= YOUR INSTRUCTIONS =
Write the records out again, keeping each line exactly as it is.

▬▬▬▬▬▬

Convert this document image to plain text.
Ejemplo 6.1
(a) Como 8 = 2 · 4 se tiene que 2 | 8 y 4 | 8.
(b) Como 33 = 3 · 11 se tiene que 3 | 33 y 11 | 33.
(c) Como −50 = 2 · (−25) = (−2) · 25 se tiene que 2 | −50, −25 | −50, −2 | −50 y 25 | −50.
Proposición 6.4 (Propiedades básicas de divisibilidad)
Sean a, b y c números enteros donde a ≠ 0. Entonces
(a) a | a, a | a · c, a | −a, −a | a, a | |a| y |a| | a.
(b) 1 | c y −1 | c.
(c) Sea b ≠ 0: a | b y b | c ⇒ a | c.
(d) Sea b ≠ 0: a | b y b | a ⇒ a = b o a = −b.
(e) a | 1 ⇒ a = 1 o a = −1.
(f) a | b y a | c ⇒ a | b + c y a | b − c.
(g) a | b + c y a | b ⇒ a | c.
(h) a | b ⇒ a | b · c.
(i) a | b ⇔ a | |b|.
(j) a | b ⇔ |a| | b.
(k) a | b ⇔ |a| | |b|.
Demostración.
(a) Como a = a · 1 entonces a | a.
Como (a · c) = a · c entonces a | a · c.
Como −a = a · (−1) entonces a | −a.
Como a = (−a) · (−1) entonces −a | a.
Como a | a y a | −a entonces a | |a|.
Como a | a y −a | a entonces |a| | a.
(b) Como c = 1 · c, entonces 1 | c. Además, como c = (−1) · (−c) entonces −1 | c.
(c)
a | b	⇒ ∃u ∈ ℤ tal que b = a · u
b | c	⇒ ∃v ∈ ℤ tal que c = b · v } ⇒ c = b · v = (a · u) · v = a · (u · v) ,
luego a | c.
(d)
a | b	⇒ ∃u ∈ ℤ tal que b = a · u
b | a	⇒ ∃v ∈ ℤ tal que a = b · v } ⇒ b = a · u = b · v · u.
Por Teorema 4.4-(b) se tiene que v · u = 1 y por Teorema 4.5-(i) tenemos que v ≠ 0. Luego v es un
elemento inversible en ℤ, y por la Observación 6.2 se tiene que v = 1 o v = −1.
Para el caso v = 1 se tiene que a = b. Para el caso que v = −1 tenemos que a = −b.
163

▬▬▬▬▬▬

= FULL SOLUTION =
Convert this document image to plain text.
Ejemplo 6.1
(a) Como 8 = 2 · 4 se tiene que 2 | 8 y 4 | 8.
(b) Como 33 = 3 · 11 se tiene que 3 | 33 y 11 | 33.
(c) Como −50 = 2 · (−25) = (−2) · 25 se tiene que 2 | −50, −25 | −50, −2 | −50 y 25 | −50.
Proposición 6.4 (Propiedades básicas de divisibilidad)
Sean a, b y c números enteros donde a ≠ 0. Entonces
(a) a | a, a | a · c, a | −a, −a | a, a | |a| y |a| | a.
(b) 1 | c y −1 | c.
(c) Sea b ≠ 0: a | b y b | c ⇒ a | c.
(d) Sea b ≠ 0: a | b y b | a ⇒ a = b o a = −b.
(e) a | 1 ⇒ a = 1 o a = −1.
(f) a | b y a | c ⇒ a | b + c y a | b − c.
(g) a | b + c y a | b ⇒ a | c.
(h) a | b ⇒ a | b · c.
(i) a | b ⇔ a | |b|.
(j) a | b ⇔ |a| | b.
(k) a | b ⇔ |a| | |b|.
Demostración.
(a) Como a = a · 1 entonces a | a.
Como (a · c) = a · c entonces a | a · c.
Como −a = a · (−1) entonces a | −a.
Como a = (−a) · (−1) entonces −a | a.
Como a | a y a | −a entonces a | |a|.
Como a | a y −a | a entonces |a| | a.
(b) Como c = 1 · c, entonces 1 | c. Además, como c = (−1) · (−c) entonces −1 | c.
(c)
a | b	⇒ ∃u ∈ ℤ tal que b = a · u
b | c	⇒ ∃v ∈ ℤ tal que c = b · v } ⇒ c = b · v = (a · u) · v = a · (u · v) ,
luego a | c.
(d)
a | b	⇒ ∃u ∈ ℤ tal que b = a · u
b | a	⇒ ∃v ∈ ℤ tal que a = b · v } ⇒ b = a · u = b · v · u.
Por Teorema 4.4-(b) se tiene que v · u = 1 y por Teorema 4.5-(i) tenemos que v ≠ 0. Luego v es un
elemento inversible en ℤ, y por la Observación 6.2 se tiene que v = 1 o v = −1.
Para el caso v = 1 se tiene que a = b. Para el caso que v = −1 tenemos que a = −b.
163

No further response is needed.